### THE TASK
Every line of the data that contains the string "caption" must be copied.

=== DATASET EXTRACT ===

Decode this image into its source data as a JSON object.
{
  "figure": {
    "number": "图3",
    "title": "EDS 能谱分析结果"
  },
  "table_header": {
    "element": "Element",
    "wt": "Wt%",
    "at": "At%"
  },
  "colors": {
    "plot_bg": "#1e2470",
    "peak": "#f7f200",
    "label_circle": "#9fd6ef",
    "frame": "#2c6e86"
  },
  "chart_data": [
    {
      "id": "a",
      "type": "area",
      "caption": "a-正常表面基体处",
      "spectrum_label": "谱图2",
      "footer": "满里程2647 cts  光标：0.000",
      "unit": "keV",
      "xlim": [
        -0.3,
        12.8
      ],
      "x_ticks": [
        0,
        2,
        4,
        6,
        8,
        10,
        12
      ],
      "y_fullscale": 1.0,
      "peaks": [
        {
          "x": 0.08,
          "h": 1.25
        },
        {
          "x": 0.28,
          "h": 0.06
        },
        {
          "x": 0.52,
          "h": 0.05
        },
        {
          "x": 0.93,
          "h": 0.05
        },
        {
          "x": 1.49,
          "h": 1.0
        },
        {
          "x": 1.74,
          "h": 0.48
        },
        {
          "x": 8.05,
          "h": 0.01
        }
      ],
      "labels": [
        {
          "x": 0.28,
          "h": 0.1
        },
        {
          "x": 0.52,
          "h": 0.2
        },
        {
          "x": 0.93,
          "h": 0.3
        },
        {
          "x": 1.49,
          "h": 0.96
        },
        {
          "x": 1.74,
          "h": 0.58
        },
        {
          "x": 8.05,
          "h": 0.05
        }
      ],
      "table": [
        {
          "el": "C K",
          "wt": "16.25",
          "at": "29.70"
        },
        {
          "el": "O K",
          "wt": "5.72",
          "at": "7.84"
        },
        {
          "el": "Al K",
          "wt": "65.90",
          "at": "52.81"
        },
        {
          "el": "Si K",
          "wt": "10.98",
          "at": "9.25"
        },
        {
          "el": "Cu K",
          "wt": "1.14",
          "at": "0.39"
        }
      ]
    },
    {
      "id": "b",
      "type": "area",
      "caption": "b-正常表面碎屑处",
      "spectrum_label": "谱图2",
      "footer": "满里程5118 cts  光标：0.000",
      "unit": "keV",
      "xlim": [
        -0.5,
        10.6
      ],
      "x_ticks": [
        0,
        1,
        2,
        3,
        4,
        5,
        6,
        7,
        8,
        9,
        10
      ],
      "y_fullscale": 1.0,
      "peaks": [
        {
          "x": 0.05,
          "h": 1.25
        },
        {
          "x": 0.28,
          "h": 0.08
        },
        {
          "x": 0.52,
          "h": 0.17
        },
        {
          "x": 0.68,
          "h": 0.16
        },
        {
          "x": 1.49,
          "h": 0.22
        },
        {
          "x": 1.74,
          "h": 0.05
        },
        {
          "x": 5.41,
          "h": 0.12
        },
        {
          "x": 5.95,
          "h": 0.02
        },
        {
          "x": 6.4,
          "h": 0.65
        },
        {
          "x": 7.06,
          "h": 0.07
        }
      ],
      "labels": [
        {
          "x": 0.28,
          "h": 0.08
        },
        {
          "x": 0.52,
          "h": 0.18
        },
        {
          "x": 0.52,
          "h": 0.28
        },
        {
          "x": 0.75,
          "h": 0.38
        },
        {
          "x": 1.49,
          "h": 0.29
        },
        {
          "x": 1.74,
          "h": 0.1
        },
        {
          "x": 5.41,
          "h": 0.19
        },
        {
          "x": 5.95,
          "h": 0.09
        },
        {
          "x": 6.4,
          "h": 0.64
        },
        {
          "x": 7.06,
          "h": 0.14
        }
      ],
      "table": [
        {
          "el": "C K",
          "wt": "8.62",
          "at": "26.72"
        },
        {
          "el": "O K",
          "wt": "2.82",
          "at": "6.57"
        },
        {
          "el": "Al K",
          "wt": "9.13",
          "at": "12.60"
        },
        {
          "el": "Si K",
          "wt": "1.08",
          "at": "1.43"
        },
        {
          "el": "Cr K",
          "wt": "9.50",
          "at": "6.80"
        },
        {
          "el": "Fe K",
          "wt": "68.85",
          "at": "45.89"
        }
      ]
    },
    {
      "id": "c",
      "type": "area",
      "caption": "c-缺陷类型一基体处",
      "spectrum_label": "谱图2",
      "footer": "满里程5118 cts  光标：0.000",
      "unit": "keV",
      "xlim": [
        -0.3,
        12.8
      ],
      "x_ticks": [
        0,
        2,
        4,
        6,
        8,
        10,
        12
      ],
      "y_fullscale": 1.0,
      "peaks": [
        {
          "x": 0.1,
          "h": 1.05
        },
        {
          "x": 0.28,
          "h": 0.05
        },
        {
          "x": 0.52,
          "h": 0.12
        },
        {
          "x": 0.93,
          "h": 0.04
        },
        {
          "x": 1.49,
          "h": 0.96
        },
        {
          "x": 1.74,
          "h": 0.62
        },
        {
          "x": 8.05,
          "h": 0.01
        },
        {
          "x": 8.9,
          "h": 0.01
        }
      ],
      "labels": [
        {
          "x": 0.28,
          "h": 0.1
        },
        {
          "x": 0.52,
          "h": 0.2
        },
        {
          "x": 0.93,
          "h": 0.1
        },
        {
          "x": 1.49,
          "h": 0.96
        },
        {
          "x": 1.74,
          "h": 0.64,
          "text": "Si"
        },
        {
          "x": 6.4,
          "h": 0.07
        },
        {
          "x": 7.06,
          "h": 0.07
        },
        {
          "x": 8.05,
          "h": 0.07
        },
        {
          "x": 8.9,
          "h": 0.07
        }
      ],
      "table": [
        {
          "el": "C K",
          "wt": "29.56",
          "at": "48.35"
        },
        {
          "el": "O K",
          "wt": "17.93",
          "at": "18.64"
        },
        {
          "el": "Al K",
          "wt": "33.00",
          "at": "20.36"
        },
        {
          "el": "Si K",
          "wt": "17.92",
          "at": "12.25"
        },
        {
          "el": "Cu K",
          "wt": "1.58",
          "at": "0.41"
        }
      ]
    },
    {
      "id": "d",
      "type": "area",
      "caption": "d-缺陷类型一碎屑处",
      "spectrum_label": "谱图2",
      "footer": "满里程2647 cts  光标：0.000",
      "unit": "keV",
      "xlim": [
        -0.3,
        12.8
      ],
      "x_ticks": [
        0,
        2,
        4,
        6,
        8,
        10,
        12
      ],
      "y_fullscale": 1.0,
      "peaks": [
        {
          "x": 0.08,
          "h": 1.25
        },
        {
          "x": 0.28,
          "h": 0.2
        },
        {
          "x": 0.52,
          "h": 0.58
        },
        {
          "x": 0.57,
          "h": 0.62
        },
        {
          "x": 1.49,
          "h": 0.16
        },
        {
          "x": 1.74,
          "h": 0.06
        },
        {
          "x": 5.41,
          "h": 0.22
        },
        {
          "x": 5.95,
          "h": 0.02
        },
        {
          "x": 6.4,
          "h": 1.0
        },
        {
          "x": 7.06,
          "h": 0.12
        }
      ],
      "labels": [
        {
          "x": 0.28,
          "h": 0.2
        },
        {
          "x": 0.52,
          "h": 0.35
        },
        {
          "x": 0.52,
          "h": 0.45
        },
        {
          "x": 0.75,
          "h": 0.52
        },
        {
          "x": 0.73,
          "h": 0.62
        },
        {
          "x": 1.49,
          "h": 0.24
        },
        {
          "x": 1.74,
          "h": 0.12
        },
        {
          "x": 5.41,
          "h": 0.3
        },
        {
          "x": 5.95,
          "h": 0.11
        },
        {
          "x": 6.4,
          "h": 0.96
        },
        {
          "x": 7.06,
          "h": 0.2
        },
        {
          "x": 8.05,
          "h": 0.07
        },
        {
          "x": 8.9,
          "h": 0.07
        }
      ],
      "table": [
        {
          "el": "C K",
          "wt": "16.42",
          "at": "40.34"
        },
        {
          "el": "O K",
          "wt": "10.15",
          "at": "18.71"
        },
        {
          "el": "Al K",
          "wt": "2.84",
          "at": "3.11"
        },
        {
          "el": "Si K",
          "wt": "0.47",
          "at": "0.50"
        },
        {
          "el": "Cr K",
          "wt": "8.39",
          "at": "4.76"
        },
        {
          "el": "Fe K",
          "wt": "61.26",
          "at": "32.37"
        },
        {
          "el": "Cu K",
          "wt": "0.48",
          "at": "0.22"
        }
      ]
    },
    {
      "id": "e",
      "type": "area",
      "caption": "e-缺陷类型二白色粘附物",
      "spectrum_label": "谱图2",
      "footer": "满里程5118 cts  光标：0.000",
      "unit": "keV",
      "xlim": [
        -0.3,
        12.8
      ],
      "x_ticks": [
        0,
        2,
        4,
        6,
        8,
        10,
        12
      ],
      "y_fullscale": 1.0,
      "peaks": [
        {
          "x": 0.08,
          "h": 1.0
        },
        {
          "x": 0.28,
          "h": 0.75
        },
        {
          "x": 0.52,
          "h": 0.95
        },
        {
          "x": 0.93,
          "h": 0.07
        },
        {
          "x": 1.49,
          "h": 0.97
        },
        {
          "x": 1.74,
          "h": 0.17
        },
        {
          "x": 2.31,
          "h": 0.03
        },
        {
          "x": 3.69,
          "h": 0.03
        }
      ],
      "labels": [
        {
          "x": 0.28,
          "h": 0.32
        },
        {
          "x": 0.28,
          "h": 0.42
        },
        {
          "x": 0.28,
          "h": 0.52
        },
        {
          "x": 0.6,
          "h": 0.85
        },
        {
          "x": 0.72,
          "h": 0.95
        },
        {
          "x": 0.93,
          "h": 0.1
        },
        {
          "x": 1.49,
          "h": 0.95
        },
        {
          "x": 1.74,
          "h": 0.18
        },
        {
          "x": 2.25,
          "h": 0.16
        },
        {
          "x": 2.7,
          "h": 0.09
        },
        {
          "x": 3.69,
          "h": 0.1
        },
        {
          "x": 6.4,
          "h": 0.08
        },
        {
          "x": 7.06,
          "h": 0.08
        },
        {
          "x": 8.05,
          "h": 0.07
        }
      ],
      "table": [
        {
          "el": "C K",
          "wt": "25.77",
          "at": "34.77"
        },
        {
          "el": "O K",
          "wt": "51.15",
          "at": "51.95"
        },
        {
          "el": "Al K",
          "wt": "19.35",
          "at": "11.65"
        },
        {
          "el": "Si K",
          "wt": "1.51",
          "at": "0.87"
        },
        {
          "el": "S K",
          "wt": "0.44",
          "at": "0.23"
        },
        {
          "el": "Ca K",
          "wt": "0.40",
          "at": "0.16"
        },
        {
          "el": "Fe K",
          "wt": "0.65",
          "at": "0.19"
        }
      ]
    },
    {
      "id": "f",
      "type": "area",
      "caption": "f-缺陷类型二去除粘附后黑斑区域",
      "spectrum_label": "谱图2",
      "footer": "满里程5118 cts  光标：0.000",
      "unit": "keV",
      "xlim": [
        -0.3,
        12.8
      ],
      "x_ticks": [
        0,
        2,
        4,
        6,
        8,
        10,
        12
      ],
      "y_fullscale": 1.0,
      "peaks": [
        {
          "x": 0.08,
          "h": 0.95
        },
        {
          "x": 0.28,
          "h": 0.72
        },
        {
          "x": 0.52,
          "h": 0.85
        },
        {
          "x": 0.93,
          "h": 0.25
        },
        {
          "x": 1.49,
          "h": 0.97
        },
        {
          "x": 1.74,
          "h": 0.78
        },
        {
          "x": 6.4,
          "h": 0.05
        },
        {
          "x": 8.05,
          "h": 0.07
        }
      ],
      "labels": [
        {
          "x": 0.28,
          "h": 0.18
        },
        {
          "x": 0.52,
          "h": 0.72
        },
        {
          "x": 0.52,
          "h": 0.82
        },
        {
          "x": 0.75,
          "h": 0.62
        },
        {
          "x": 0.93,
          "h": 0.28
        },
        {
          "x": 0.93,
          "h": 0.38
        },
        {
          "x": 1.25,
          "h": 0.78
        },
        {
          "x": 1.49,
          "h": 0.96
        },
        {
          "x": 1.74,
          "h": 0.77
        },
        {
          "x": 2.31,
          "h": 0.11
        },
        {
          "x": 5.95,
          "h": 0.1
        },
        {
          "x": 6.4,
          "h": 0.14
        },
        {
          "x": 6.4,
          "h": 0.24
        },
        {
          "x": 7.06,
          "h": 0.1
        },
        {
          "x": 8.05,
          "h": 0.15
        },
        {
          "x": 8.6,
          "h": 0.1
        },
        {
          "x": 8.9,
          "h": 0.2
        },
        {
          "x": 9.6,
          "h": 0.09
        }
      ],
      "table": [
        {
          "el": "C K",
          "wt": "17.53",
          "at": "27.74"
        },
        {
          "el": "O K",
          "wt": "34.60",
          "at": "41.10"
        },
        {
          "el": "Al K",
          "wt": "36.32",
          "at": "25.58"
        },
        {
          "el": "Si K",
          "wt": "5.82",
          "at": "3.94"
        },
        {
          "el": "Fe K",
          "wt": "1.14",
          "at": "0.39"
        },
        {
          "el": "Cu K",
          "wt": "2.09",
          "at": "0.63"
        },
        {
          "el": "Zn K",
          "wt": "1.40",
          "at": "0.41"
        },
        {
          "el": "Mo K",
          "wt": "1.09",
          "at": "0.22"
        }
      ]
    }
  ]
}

===

### ANSWER TO THIS EXERCISE
      "caption": "a-正常表面基体处",
      "caption": "b-正常表面碎屑处",
      "caption": "c-缺陷类型一基体处",
      "caption": "d-缺陷类型一碎屑处",
      "caption": "e-缺陷类型二白色粘附物",
      "caption": "f-缺陷类型二去除粘附后黑斑区域",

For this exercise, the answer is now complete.